---------- Data ----------
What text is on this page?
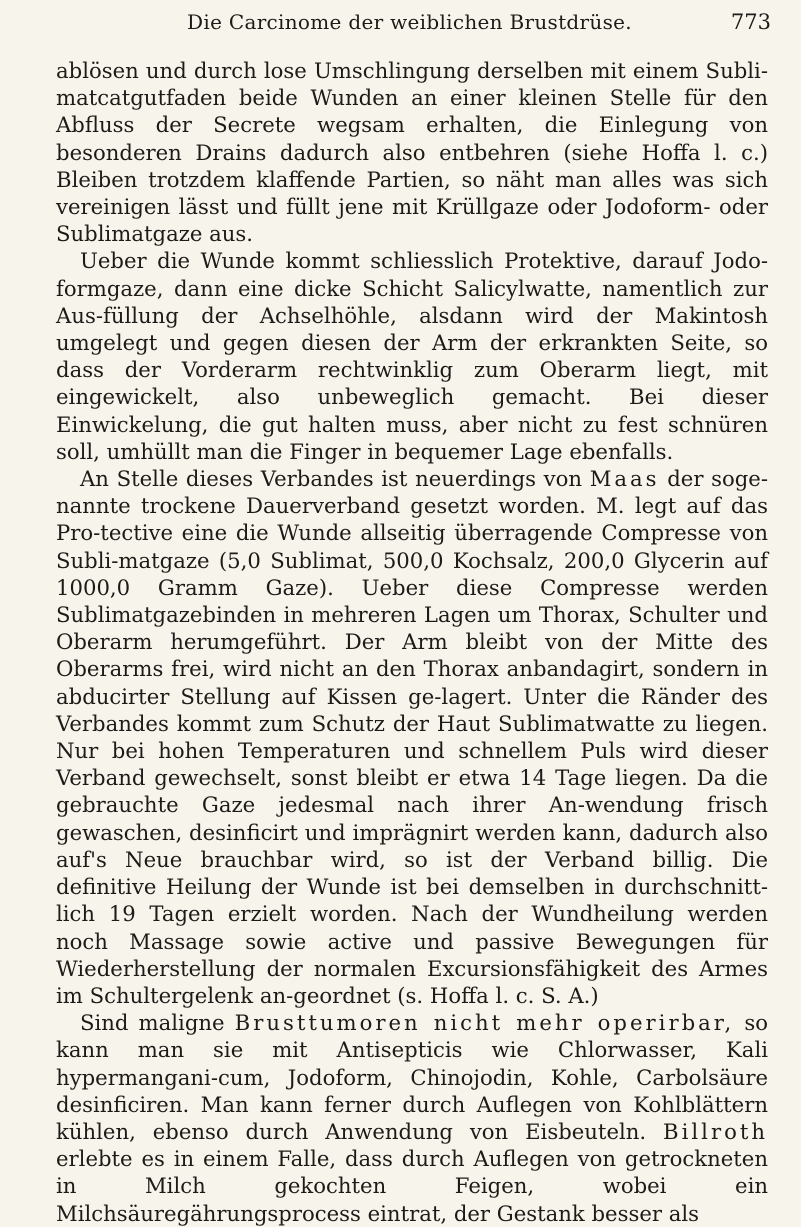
Die Carcinome der weiblichen Brustdrüse.	773

ablösen und durch lose Umschlingung derselben mit einem Subli-matcatgutfaden beide Wunden an einer kleinen Stelle für den Abfluss der Secrete wegsam erhalten, die Einlegung von besonderen Drains dadurch also entbehren (siehe Hoffa l. c.) Bleiben trotzdem klaffende Partien, so näht man alles was sich vereinigen lässt und füllt jene mit Krüllgaze oder Jodoform- oder Sublimatgaze aus.

Ueber die Wunde kommt schliesslich Protektive, darauf Jodo-formgaze, dann eine dicke Schicht Salicylwatte, namentlich zur Aus-füllung der Achselhöhle, alsdann wird der Makintosh umgelegt und gegen diesen der Arm der erkrankten Seite, so dass der Vorderarm rechtwinklig zum Oberarm liegt, mit eingewickelt, also unbeweglich gemacht. Bei dieser Einwickelung, die gut halten muss, aber nicht zu fest schnüren soll, umhüllt man die Finger in bequemer Lage ebenfalls.

An Stelle dieses Verbandes ist neuerdings von Maas der soge-nannte trockene Dauerverband gesetzt worden. M. legt auf das Pro-tective eine die Wunde allseitig überragende Compresse von Subli-matgaze (5,0 Sublimat, 500,0 Kochsalz, 200,0 Glycerin auf 1000,0 Gramm Gaze). Ueber diese Compresse werden Sublimatgazebinden in mehreren Lagen um Thorax, Schulter und Oberarm herumgeführt. Der Arm bleibt von der Mitte des Oberarms frei, wird nicht an den Thorax anbandagirt, sondern in abducirter Stellung auf Kissen ge-lagert. Unter die Ränder des Verbandes kommt zum Schutz der Haut Sublimatwatte zu liegen. Nur bei hohen Temperaturen und schnellem Puls wird dieser Verband gewechselt, sonst bleibt er etwa 14 Tage liegen. Da die gebrauchte Gaze jedesmal nach ihrer An-wendung frisch gewaschen, desinficirt und imprägnirt werden kann, dadurch also auf's Neue brauchbar wird, so ist der Verband billig. Die definitive Heilung der Wunde ist bei demselben in durchschnitt-lich 19 Tagen erzielt worden. Nach der Wundheilung werden noch Massage sowie active und passive Bewegungen für Wiederherstellung der normalen Excursionsfähigkeit des Armes im Schultergelenk an-geordnet (s. Hoffa l. c. S. A.)

Sind maligne Brusttumoren nicht mehr operirbar, so kann man sie mit Antisepticis wie Chlorwasser, Kali hypermangani-cum, Jodoform, Chinojodin, Kohle, Carbolsäure desinficiren. Man kann ferner durch Auflegen von Kohlblättern kühlen, ebenso durch Anwendung von Eisbeuteln. Billroth erlebte es in einem Falle, dass durch Auflegen von getrockneten in Milch gekochten Feigen, wobei ein Milchsäuregährungsprocess eintrat, der Gestank besser als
----------
Only the pictures are to be excluded; all other parts of the records above are to be given exactly.

What text is on this page?
Die Carcinome der weiblichen Brustdrüse.	773

ablösen und durch lose Umschlingung derselben mit einem Subli-matcatgutfaden beide Wunden an einer kleinen Stelle für den Abfluss der Secrete wegsam erhalten, die Einlegung von besonderen Drains dadurch also entbehren (siehe Hoffa l. c.) Bleiben trotzdem klaffende Partien, so näht man alles was sich vereinigen lässt und füllt jene mit Krüllgaze oder Jodoform- oder Sublimatgaze aus.

Ueber die Wunde kommt schliesslich Protektive, darauf Jodo-formgaze, dann eine dicke Schicht Salicylwatte, namentlich zur Aus-füllung der Achselhöhle, alsdann wird der Makintosh umgelegt und gegen diesen der Arm der erkrankten Seite, so dass der Vorderarm rechtwinklig zum Oberarm liegt, mit eingewickelt, also unbeweglich gemacht. Bei dieser Einwickelung, die gut halten muss, aber nicht zu fest schnüren soll, umhüllt man die Finger in bequemer Lage ebenfalls.

An Stelle dieses Verbandes ist neuerdings von Maas der soge-nannte trockene Dauerverband gesetzt worden. M. legt auf das Pro-tective eine die Wunde allseitig überragende Compresse von Subli-matgaze (5,0 Sublimat, 500,0 Kochsalz, 200,0 Glycerin auf 1000,0 Gramm Gaze). Ueber diese Compresse werden Sublimatgazebinden in mehreren Lagen um Thorax, Schulter und Oberarm herumgeführt. Der Arm bleibt von der Mitte des Oberarms frei, wird nicht an den Thorax anbandagirt, sondern in abducirter Stellung auf Kissen ge-lagert. Unter die Ränder des Verbandes kommt zum Schutz der Haut Sublimatwatte zu liegen. Nur bei hohen Temperaturen und schnellem Puls wird dieser Verband gewechselt, sonst bleibt er etwa 14 Tage liegen. Da die gebrauchte Gaze jedesmal nach ihrer An-wendung frisch gewaschen, desinficirt und imprägnirt werden kann, dadurch also auf's Neue brauchbar wird, so ist der Verband billig. Die definitive Heilung der Wunde ist bei demselben in durchschnitt-lich 19 Tagen erzielt worden. Nach der Wundheilung werden noch Massage sowie active und passive Bewegungen für Wiederherstellung der normalen Excursionsfähigkeit des Armes im Schultergelenk an-geordnet (s. Hoffa l. c. S. A.)

Sind maligne Brusttumoren nicht mehr operirbar, so kann man sie mit Antisepticis wie Chlorwasser, Kali hypermangani-cum, Jodoform, Chinojodin, Kohle, Carbolsäure desinficiren. Man kann ferner durch Auflegen von Kohlblättern kühlen, ebenso durch Anwendung von Eisbeuteln. Billroth erlebte es in einem Falle, dass durch Auflegen von getrockneten in Milch gekochten Feigen, wobei ein Milchsäuregährungsprocess eintrat, der Gestank besser als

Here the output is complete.